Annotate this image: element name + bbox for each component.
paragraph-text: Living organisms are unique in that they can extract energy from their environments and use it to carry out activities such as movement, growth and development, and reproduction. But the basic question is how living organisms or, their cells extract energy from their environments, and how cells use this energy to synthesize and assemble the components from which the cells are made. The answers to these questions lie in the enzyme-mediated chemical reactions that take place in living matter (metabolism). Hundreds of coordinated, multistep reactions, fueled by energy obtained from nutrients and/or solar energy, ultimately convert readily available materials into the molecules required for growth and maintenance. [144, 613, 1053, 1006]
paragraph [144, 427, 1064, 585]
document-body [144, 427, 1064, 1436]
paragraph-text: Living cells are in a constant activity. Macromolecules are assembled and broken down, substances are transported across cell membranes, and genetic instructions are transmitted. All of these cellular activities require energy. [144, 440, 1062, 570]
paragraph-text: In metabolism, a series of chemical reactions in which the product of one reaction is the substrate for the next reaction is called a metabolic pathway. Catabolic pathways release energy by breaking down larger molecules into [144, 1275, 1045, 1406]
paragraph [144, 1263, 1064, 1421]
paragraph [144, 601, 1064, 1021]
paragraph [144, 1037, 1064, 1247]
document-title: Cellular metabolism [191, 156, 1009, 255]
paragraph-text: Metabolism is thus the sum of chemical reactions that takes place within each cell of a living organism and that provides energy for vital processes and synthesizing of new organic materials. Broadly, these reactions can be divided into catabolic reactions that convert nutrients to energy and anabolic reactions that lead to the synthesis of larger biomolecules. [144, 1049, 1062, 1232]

# # #

Lines of the material in which the word "document" occurs are to be copied out.

RESPONSE BOX:
document-body [144, 427, 1064, 1436]
document-title: Cellular metabolism [191, 156, 1009, 255]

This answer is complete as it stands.